- [GIVEN EXERCISE]
Could you copy every line from the material below in which "Enter" appears?

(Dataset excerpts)
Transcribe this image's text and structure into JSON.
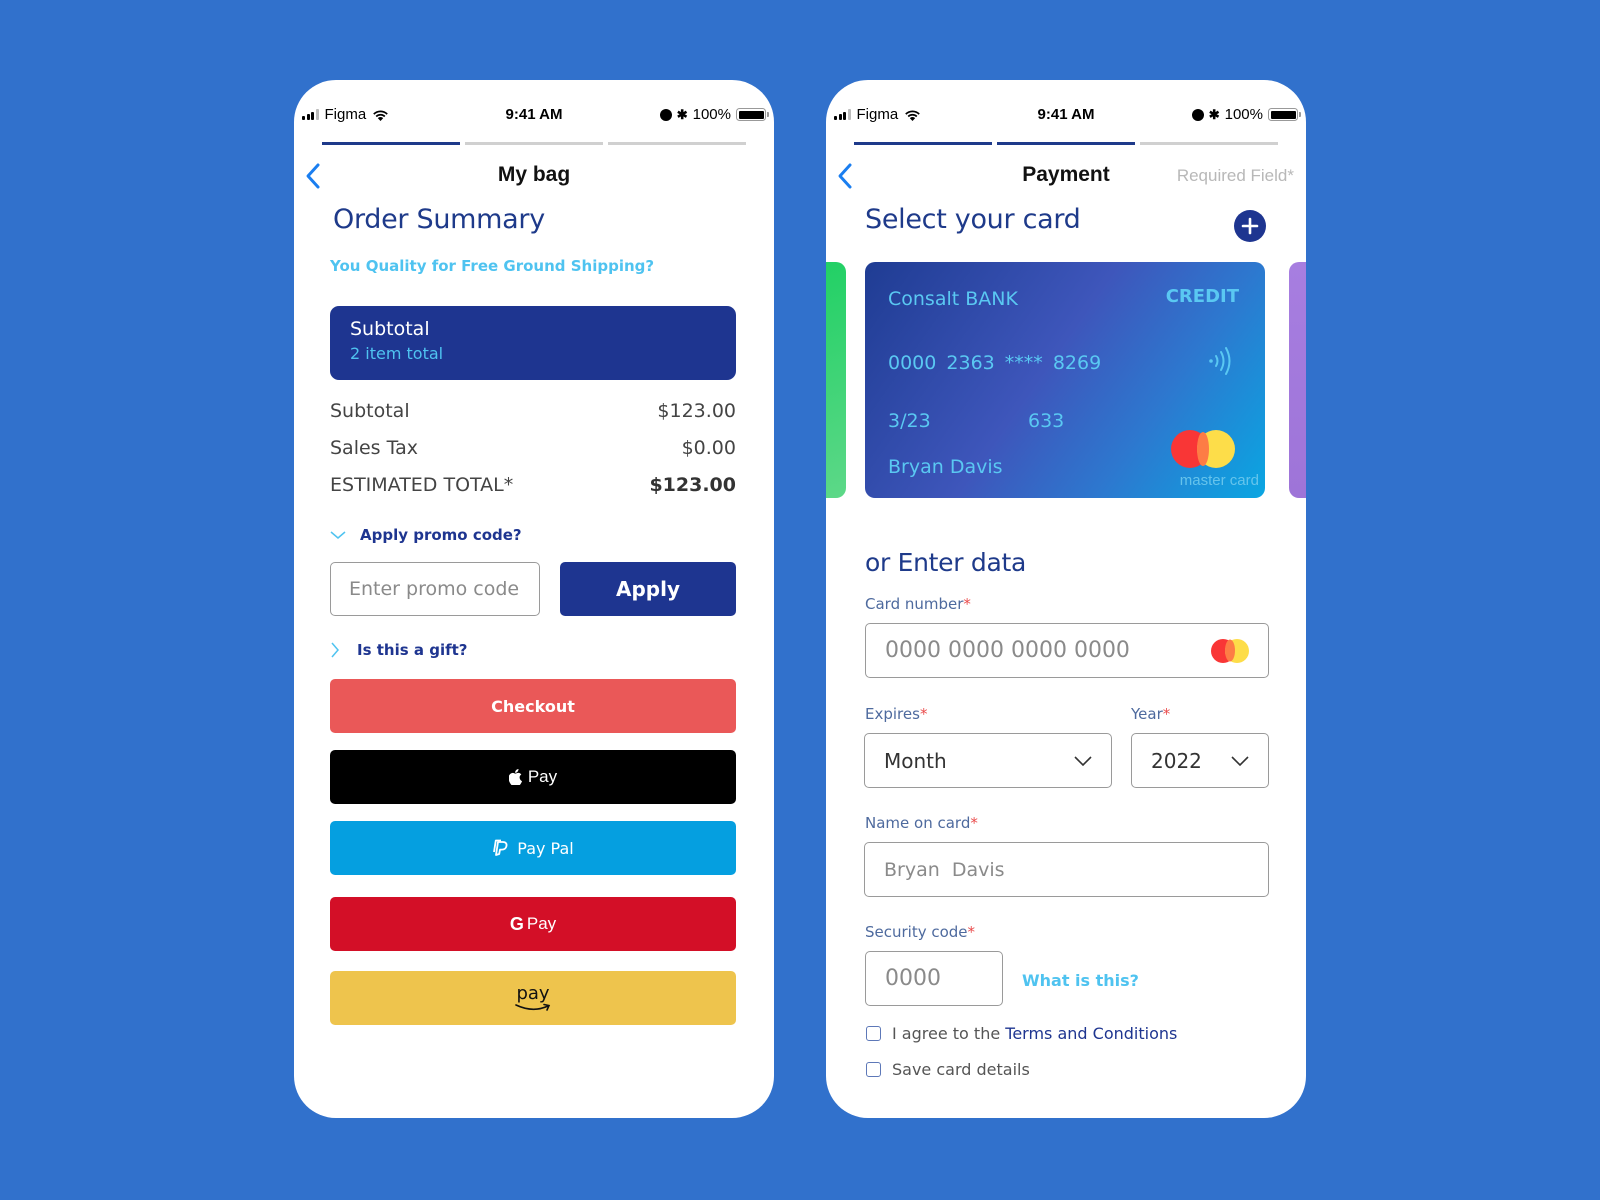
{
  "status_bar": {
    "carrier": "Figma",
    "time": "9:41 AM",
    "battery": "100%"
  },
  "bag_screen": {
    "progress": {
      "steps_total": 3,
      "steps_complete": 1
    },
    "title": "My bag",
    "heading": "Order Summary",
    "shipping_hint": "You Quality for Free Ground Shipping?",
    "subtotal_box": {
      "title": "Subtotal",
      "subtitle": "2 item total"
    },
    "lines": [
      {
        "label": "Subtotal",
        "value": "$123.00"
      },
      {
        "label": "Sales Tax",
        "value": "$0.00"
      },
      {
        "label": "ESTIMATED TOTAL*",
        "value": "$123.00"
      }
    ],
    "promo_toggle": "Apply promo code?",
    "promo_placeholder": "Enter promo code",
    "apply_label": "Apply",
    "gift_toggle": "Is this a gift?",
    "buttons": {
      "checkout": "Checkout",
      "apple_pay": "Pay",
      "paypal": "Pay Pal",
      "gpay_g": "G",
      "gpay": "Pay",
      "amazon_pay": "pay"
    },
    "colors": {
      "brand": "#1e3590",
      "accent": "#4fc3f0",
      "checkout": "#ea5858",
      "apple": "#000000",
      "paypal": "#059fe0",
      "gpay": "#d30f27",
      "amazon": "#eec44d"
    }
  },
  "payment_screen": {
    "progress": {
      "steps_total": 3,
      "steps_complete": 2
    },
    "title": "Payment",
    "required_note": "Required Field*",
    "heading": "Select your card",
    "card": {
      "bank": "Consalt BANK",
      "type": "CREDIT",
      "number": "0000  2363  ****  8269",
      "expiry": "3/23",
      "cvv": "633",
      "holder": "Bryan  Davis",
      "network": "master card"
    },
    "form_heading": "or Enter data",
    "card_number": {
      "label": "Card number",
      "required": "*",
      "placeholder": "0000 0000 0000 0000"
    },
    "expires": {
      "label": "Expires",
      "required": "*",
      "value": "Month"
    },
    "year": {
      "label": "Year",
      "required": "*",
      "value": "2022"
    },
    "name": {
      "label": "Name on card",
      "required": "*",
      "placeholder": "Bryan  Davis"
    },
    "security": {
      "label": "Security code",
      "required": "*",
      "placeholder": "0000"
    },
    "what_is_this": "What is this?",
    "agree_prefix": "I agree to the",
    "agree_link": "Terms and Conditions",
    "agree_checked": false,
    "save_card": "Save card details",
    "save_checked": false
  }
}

--

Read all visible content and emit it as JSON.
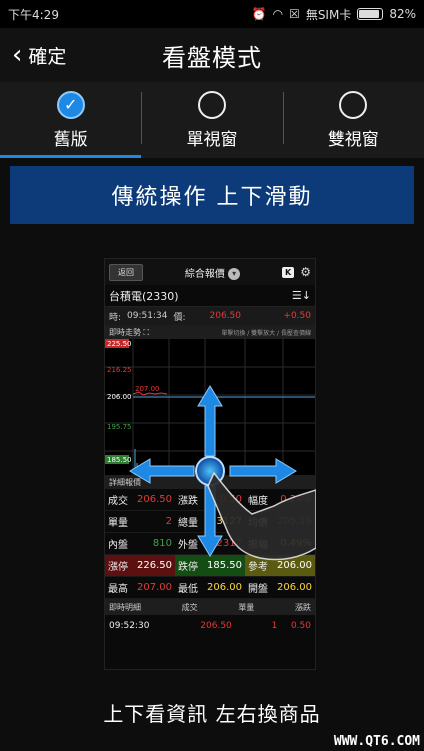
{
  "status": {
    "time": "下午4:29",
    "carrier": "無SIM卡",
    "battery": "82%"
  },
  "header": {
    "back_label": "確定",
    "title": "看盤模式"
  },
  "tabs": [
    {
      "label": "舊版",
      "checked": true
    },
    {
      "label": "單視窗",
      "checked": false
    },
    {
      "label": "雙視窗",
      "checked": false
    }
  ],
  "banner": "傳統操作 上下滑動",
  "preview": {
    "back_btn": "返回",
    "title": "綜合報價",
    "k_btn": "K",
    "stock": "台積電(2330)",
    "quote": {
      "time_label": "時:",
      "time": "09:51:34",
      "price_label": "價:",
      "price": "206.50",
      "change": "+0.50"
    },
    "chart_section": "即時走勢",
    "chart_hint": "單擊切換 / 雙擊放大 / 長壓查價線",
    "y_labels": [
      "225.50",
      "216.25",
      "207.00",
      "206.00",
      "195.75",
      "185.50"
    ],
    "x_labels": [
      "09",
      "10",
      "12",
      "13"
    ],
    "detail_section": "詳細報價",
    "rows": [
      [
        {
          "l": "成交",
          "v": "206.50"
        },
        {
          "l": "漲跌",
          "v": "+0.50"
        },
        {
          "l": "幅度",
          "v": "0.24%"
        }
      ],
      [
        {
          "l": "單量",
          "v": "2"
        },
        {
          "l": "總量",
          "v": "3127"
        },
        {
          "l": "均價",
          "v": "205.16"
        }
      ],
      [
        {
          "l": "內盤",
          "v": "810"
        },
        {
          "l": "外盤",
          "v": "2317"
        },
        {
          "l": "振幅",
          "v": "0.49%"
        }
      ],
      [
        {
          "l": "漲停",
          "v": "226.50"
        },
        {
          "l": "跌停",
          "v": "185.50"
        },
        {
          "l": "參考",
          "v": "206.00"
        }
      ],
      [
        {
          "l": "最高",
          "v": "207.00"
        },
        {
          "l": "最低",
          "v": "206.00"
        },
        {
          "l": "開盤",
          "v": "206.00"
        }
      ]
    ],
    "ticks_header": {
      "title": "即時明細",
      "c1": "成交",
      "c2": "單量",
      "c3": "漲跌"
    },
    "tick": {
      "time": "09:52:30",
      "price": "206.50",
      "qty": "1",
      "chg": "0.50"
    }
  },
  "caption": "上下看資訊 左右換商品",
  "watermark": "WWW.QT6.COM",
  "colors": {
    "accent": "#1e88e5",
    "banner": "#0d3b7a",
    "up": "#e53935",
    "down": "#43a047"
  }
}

- [COMPLETED TASK]
    "promo_placeholder": "Enter promo code",
    "form_heading": "or Enter data",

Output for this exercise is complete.